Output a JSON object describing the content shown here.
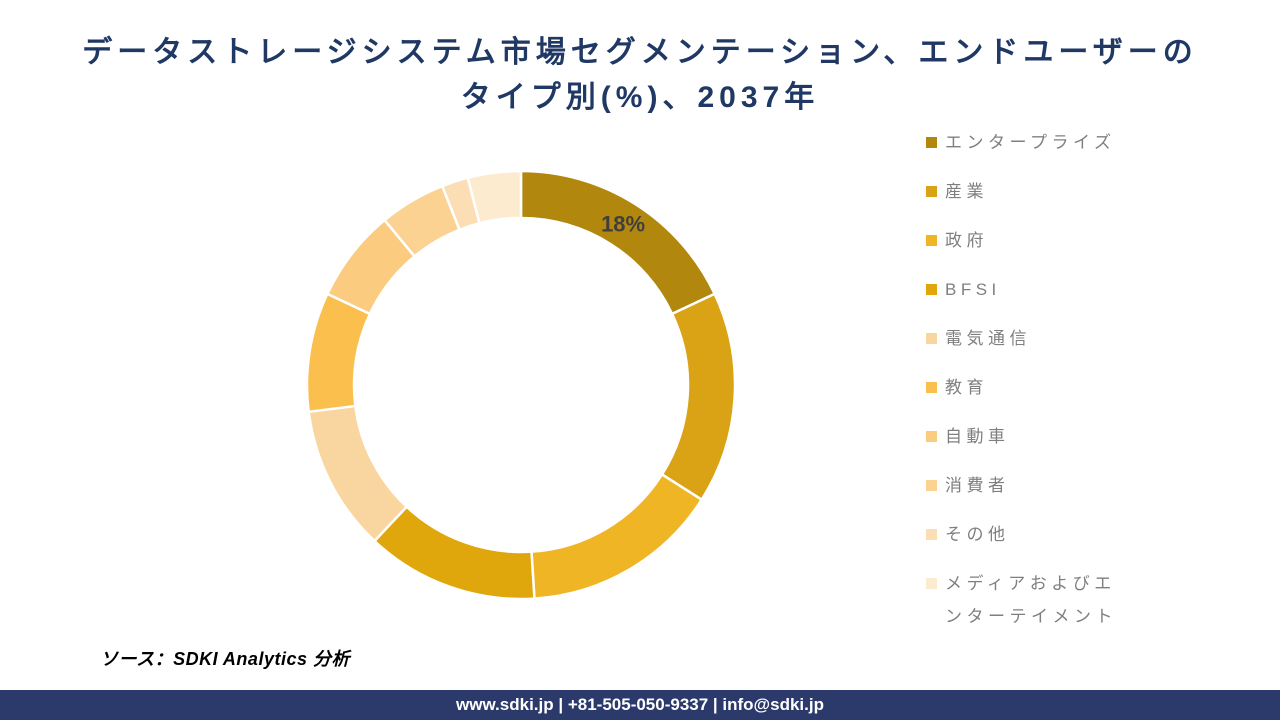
{
  "title": {
    "line1": "データストレージシステム市場セグメンテーション、エンドユーザーの",
    "line2": "タイプ別(%)、2037年"
  },
  "chart_data": {
    "type": "pie",
    "subtype": "donut",
    "title": "データストレージシステム市場セグメンテーション、エンドユーザーのタイプ別(%)、2037年",
    "unit": "%",
    "categories": [
      "エンタープライズ",
      "産業",
      "政府",
      "BFSI",
      "電気通信",
      "教育",
      "自動車",
      "消費者",
      "その他",
      "メディアおよびエンターテイメント"
    ],
    "values": [
      18,
      16,
      15,
      13,
      11,
      9,
      7,
      5,
      2,
      4
    ],
    "colors": [
      "#B2870D",
      "#D9A315",
      "#F0B524",
      "#E0A70D",
      "#F9D5A0",
      "#FBBF4D",
      "#FBCB80",
      "#FCD292",
      "#FBDEB4",
      "#FDEBCF"
    ],
    "data_labels": [
      "18%",
      "",
      "",
      "",
      "",
      "",
      "",
      "",
      "",
      ""
    ],
    "data_label_color": "#3F3F3F",
    "start_angle_deg": 0,
    "direction": "clockwise",
    "legend_position": "right",
    "segment_gap_color": "#FFFFFF"
  },
  "source_note": "ソース：SDKI Analytics 分析",
  "footer": {
    "text": "www.sdki.jp | +81-505-050-9337 | info@sdki.jp"
  },
  "theme": {
    "title_color": "#1F3864",
    "legend_text_color": "#7F7F7F",
    "footer_bg": "#2B3A6B",
    "footer_text_color": "#FFFFFF",
    "background": "#FFFFFF"
  }
}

━━━━━━━━━━━━━━━━

Copy the material above in full and exactly, skipping pictures.

▸ ANSWER TO THIS PROBLEM:
Output a JSON object describing the content shown here.
{
  "title": {
    "line1": "データストレージシステム市場セグメンテーション、エンドユーザーの",
    "line2": "タイプ別(%)、2037年"
  },
  "chart_data": {
    "type": "pie",
    "subtype": "donut",
    "title": "データストレージシステム市場セグメンテーション、エンドユーザーのタイプ別(%)、2037年",
    "unit": "%",
    "categories": [
      "エンタープライズ",
      "産業",
      "政府",
      "BFSI",
      "電気通信",
      "教育",
      "自動車",
      "消費者",
      "その他",
      "メディアおよびエンターテイメント"
    ],
    "values": [
      18,
      16,
      15,
      13,
      11,
      9,
      7,
      5,
      2,
      4
    ],
    "colors": [
      "#B2870D",
      "#D9A315",
      "#F0B524",
      "#E0A70D",
      "#F9D5A0",
      "#FBBF4D",
      "#FBCB80",
      "#FCD292",
      "#FBDEB4",
      "#FDEBCF"
    ],
    "data_labels": [
      "18%",
      "",
      "",
      "",
      "",
      "",
      "",
      "",
      "",
      ""
    ],
    "data_label_color": "#3F3F3F",
    "start_angle_deg": 0,
    "direction": "clockwise",
    "legend_position": "right",
    "segment_gap_color": "#FFFFFF"
  },
  "source_note": "ソース：SDKI Analytics 分析",
  "footer": {
    "text": "www.sdki.jp | +81-505-050-9337 | info@sdki.jp"
  },
  "theme": {
    "title_color": "#1F3864",
    "legend_text_color": "#7F7F7F",
    "footer_bg": "#2B3A6B",
    "footer_text_color": "#FFFFFF",
    "background": "#FFFFFF"
  }
}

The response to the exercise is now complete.